◆ **Task to carry out**:
Where the word "area" occurs in a line, return that line.

_____

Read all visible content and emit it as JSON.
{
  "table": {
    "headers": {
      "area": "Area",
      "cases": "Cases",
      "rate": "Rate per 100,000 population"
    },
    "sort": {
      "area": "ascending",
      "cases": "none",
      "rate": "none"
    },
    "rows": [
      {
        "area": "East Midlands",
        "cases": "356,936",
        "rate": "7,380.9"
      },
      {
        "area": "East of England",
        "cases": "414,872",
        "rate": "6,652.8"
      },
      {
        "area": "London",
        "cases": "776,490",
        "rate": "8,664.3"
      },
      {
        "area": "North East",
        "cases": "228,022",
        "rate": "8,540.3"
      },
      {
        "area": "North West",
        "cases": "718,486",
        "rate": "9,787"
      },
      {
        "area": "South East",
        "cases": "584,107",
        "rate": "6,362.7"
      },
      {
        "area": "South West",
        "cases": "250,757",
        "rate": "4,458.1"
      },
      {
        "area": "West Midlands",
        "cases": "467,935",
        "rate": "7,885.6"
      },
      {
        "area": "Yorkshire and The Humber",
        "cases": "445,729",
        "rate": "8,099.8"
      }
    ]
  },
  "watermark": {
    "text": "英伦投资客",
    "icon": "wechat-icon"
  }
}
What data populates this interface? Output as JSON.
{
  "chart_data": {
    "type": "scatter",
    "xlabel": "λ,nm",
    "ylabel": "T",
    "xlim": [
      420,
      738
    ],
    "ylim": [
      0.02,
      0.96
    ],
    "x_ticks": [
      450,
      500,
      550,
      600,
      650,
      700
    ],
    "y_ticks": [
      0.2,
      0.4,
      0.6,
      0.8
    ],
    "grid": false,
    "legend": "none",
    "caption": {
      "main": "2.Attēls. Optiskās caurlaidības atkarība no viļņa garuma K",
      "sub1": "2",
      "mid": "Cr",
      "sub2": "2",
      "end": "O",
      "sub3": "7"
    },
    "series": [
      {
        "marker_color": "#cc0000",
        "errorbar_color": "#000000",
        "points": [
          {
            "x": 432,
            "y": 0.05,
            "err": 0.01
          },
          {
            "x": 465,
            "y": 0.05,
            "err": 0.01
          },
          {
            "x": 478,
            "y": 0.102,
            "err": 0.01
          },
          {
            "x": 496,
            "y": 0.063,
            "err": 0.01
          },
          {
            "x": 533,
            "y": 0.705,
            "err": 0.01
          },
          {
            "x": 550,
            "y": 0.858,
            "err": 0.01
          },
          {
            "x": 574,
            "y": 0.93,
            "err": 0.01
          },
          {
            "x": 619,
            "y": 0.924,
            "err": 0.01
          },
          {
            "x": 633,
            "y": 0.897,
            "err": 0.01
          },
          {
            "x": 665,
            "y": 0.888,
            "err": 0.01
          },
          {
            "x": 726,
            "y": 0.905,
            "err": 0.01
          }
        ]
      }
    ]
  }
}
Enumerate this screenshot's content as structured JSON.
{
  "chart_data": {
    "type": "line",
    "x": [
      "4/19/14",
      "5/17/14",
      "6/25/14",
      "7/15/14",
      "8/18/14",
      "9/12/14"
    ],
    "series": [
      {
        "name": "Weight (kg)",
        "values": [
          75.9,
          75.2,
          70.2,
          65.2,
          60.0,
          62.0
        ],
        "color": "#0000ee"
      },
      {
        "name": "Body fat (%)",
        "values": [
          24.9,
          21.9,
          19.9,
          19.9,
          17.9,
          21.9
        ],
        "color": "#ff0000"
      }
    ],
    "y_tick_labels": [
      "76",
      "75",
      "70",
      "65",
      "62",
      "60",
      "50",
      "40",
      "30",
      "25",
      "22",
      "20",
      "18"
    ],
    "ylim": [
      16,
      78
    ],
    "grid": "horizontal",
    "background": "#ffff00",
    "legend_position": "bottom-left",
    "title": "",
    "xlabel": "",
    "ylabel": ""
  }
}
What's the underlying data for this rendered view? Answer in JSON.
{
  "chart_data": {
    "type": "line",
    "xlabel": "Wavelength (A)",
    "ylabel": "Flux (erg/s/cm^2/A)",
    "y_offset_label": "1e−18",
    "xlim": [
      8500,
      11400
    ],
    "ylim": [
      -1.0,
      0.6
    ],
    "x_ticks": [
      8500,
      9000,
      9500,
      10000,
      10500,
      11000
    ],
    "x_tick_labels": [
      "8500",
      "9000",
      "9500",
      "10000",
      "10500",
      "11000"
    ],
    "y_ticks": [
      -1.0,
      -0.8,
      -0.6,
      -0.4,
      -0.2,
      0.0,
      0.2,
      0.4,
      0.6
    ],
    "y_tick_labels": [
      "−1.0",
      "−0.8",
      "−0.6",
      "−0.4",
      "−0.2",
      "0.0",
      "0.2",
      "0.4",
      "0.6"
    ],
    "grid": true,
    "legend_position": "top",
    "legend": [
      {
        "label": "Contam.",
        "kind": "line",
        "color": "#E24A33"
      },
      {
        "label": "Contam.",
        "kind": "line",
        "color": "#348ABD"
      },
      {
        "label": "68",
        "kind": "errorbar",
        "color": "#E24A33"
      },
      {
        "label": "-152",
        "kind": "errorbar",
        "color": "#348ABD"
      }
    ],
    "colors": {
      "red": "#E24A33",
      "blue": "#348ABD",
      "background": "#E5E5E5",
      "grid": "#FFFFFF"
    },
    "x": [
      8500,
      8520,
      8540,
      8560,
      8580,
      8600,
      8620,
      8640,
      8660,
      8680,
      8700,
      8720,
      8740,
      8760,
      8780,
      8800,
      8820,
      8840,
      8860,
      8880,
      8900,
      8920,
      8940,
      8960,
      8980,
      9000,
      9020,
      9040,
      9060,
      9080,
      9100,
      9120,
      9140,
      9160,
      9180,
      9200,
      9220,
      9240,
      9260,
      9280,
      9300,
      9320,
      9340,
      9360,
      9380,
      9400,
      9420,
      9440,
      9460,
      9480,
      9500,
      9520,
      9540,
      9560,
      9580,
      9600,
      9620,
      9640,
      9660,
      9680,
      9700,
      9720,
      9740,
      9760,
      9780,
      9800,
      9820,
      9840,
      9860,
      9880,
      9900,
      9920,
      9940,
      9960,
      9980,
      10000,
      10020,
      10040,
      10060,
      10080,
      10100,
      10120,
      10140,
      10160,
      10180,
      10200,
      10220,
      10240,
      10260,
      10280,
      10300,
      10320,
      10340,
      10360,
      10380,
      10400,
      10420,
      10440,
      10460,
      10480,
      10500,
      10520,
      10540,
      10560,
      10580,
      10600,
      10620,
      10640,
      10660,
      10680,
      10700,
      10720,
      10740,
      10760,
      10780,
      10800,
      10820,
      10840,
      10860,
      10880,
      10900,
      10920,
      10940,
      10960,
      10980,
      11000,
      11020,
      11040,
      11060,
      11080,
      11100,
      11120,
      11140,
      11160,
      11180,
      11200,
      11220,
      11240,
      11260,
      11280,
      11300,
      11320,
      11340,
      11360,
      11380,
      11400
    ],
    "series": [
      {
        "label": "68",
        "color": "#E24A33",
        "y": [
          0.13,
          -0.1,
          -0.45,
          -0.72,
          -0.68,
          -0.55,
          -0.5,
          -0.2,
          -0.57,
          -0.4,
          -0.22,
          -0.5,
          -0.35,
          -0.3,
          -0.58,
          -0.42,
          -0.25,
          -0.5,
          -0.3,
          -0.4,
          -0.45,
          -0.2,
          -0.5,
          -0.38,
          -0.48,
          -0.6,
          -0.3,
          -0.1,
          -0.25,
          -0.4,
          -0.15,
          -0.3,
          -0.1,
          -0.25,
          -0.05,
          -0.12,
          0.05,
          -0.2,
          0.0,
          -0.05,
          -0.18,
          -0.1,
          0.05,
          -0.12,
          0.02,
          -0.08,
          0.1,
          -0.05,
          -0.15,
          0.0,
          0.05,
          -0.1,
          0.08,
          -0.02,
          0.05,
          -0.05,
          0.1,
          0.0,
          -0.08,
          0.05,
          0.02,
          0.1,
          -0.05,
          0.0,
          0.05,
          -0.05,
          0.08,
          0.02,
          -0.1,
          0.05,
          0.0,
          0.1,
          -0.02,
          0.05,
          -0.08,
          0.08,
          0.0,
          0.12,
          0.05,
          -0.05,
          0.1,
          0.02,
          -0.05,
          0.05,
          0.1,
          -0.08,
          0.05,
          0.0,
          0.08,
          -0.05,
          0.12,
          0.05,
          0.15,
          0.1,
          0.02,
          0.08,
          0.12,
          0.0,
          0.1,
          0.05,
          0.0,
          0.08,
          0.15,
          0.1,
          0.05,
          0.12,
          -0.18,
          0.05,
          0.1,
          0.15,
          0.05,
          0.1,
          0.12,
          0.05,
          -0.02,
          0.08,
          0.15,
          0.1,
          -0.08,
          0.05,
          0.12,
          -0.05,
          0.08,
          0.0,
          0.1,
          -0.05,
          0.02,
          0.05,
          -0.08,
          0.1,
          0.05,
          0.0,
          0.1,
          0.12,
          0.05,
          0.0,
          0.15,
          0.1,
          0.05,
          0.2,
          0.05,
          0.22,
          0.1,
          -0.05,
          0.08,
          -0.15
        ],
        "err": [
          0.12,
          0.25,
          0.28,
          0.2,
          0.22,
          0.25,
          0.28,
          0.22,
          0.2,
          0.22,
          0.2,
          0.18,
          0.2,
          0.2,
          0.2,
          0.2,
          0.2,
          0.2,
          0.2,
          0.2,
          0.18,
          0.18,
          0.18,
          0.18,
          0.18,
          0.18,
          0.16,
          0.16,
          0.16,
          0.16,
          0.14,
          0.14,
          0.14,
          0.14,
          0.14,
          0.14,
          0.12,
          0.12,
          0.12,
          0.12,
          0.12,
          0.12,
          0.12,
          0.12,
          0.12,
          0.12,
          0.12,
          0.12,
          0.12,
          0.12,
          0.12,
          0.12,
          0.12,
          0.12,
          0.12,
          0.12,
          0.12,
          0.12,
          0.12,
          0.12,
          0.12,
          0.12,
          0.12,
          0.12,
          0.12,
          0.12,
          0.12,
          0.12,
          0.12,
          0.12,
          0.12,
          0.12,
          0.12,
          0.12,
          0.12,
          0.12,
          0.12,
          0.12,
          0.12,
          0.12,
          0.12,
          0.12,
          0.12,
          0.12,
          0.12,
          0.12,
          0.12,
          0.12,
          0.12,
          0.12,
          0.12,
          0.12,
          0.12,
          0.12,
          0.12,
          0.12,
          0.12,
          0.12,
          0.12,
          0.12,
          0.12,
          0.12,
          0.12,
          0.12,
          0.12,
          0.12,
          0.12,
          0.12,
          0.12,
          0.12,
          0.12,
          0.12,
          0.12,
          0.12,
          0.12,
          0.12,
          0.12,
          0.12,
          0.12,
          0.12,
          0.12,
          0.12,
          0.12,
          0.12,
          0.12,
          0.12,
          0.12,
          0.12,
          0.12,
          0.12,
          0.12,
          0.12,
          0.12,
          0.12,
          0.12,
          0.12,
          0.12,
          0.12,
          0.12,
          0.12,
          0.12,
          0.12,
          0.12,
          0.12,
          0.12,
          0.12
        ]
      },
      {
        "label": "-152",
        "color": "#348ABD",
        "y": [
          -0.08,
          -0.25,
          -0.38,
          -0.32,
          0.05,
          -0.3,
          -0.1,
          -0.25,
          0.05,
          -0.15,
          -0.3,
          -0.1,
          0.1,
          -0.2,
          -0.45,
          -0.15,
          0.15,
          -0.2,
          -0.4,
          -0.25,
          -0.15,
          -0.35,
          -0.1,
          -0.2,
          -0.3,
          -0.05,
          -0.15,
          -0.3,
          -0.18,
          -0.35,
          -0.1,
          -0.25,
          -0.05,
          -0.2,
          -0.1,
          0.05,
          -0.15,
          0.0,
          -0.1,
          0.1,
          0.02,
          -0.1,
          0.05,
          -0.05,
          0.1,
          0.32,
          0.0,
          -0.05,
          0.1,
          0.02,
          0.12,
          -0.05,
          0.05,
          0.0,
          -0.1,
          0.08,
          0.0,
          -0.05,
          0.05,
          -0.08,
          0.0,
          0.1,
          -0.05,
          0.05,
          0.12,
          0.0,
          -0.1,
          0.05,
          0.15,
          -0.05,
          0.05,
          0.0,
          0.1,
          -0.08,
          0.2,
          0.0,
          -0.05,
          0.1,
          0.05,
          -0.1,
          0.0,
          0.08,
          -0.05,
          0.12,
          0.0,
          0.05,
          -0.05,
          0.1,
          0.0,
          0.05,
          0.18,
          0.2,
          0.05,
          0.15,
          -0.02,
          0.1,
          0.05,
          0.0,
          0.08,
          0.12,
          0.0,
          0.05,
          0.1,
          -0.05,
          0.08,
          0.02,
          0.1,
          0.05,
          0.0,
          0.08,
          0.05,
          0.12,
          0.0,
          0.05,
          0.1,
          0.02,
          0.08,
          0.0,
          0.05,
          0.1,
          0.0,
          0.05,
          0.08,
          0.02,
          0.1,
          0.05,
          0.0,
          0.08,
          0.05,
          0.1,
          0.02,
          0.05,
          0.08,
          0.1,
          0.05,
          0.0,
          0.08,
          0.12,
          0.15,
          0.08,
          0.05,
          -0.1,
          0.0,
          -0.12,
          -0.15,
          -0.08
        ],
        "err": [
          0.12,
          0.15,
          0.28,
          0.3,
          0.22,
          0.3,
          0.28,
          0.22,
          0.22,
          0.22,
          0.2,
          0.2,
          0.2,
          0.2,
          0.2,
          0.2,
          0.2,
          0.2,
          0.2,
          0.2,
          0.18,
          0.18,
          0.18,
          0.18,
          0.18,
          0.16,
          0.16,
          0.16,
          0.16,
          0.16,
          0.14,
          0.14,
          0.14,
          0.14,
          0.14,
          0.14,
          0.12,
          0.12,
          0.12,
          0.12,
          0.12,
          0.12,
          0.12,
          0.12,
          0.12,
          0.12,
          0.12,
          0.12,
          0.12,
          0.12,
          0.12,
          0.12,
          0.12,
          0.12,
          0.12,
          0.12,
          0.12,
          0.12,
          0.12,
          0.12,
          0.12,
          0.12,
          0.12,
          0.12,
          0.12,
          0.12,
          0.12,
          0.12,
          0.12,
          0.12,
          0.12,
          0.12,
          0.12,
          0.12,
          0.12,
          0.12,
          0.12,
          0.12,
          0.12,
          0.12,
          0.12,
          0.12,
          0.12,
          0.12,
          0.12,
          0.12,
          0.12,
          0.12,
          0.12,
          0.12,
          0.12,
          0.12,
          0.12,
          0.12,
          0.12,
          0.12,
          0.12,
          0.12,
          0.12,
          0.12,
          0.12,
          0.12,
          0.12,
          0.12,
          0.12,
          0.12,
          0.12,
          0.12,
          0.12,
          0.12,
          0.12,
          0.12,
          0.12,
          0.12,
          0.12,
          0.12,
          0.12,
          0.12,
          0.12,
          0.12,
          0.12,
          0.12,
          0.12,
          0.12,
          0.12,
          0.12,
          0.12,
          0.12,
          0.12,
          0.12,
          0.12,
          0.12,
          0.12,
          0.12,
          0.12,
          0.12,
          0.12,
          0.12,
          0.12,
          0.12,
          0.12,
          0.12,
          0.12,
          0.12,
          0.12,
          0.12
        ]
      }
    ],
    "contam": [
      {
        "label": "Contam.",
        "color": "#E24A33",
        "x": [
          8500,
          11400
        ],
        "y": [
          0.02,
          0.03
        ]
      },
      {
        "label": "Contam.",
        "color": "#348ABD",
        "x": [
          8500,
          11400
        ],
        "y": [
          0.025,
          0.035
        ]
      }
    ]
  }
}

_____

◆ **Written solution**:
      "area": "Area",
      "area": "ascending",
        "area": "East Midlands",
        "area": "East of England",
        "area": "London",
        "area": "North East",
        "area": "North West",
        "area": "South East",
        "area": "South West",
        "area": "West Midlands",
        "area": "Yorkshire and The Humber",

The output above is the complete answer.